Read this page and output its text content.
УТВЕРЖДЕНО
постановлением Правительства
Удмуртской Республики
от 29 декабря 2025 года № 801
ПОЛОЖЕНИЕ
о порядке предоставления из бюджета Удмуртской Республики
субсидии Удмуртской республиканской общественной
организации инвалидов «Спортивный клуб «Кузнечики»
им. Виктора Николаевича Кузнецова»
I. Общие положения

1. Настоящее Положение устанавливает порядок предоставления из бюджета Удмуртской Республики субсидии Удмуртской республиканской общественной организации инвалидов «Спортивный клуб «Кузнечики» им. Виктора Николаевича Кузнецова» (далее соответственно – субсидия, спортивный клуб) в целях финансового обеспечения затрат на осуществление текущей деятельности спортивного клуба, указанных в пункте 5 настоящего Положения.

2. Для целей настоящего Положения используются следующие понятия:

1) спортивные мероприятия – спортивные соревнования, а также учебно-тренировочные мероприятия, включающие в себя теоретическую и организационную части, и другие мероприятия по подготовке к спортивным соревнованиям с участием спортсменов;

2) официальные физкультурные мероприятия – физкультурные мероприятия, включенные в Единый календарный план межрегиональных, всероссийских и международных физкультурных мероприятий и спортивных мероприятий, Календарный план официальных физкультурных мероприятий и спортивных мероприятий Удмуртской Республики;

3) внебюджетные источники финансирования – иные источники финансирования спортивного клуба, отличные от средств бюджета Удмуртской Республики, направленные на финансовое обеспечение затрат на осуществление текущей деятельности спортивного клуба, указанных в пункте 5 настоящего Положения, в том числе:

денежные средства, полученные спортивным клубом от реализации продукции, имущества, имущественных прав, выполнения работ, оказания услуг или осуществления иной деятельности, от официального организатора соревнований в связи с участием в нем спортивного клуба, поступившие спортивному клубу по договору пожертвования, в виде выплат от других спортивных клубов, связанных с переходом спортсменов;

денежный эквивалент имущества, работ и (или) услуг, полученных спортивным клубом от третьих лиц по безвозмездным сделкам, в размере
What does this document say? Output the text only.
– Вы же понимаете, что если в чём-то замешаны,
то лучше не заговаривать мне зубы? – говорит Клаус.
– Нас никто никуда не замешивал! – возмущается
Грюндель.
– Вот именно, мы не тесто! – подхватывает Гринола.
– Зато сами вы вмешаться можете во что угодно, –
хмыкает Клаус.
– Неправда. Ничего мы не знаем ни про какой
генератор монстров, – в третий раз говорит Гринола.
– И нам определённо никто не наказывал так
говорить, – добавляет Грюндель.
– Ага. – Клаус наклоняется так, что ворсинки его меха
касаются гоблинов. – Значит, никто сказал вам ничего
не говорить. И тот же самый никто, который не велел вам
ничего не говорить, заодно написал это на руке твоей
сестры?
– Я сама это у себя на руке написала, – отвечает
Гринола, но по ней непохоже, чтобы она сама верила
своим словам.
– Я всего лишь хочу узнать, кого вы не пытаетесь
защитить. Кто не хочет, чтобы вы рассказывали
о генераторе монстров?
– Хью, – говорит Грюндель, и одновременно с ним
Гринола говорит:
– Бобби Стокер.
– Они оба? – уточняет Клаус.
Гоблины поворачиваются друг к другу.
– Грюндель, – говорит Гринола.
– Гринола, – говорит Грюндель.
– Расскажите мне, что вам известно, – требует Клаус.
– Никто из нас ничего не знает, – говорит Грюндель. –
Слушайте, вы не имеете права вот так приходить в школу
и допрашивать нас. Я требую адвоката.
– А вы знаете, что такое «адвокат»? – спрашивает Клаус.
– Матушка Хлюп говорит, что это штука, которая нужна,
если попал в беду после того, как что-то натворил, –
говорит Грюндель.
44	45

What you will do: Print every entry exactly as written.

Task output:
Read this page and output its text content.
УТВЕРЖДЕНО
постановлением Правительства
Удмуртской Республики
от 29 декабря 2025 года № 801
ПОЛОЖЕНИЕ
о порядке предоставления из бюджета Удмуртской Республики
субсидии Удмуртской республиканской общественной
организации инвалидов «Спортивный клуб «Кузнечики»
им. Виктора Николаевича Кузнецова»
I. Общие положения

1. Настоящее Положение устанавливает порядок предоставления из бюджета Удмуртской Республики субсидии Удмуртской республиканской общественной организации инвалидов «Спортивный клуб «Кузнечики» им. Виктора Николаевича Кузнецова» (далее соответственно – субсидия, спортивный клуб) в целях финансового обеспечения затрат на осуществление текущей деятельности спортивного клуба, указанных в пункте 5 настоящего Положения.

2. Для целей настоящего Положения используются следующие понятия:

1) спортивные мероприятия – спортивные соревнования, а также учебно-тренировочные мероприятия, включающие в себя теоретическую и организационную части, и другие мероприятия по подготовке к спортивным соревнованиям с участием спортсменов;

2) официальные физкультурные мероприятия – физкультурные мероприятия, включенные в Единый календарный план межрегиональных, всероссийских и международных физкультурных мероприятий и спортивных мероприятий, Календарный план официальных физкультурных мероприятий и спортивных мероприятий Удмуртской Республики;

3) внебюджетные источники финансирования – иные источники финансирования спортивного клуба, отличные от средств бюджета Удмуртской Республики, направленные на финансовое обеспечение затрат на осуществление текущей деятельности спортивного клуба, указанных в пункте 5 настоящего Положения, в том числе:

денежные средства, полученные спортивным клубом от реализации продукции, имущества, имущественных прав, выполнения работ, оказания услуг или осуществления иной деятельности, от официального организатора соревнований в связи с участием в нем спортивного клуба, поступившие спортивному клубу по договору пожертвования, в виде выплат от других спортивных клубов, связанных с переходом спортсменов;

денежный эквивалент имущества, работ и (или) услуг, полученных спортивным клубом от третьих лиц по безвозмездным сделкам, в размере
What does this document say? Output the text only.
– Вы же понимаете, что если в чём-то замешаны,
то лучше не заговаривать мне зубы? – говорит Клаус.
– Нас никто никуда не замешивал! – возмущается
Грюндель.
– Вот именно, мы не тесто! – подхватывает Гринола.
– Зато сами вы вмешаться можете во что угодно, –
хмыкает Клаус.
– Неправда. Ничего мы не знаем ни про какой
генератор монстров, – в третий раз говорит Гринола.
– И нам определённо никто не наказывал так
говорить, – добавляет Грюндель.
– Ага. – Клаус наклоняется так, что ворсинки его меха
касаются гоблинов. – Значит, никто сказал вам ничего
не говорить. И тот же самый никто, который не велел вам
ничего не говорить, заодно написал это на руке твоей
сестры?
– Я сама это у себя на руке написала, – отвечает
Гринола, но по ней непохоже, чтобы она сама верила
своим словам.
– Я всего лишь хочу узнать, кого вы не пытаетесь
защитить. Кто не хочет, чтобы вы рассказывали
о генераторе монстров?
– Хью, – говорит Грюндель, и одновременно с ним
Гринола говорит:
– Бобби Стокер.
– Они оба? – уточняет Клаус.
Гоблины поворачиваются друг к другу.
– Грюндель, – говорит Гринола.
– Гринола, – говорит Грюндель.
– Расскажите мне, что вам известно, – требует Клаус.
– Никто из нас ничего не знает, – говорит Грюндель. –
Слушайте, вы не имеете права вот так приходить в школу
и допрашивать нас. Я требую адвоката.
– А вы знаете, что такое «адвокат»? – спрашивает Клаус.
– Матушка Хлюп говорит, что это штука, которая нужна,
если попал в беду после того, как что-то натворил, –
говорит Грюндель.
44	45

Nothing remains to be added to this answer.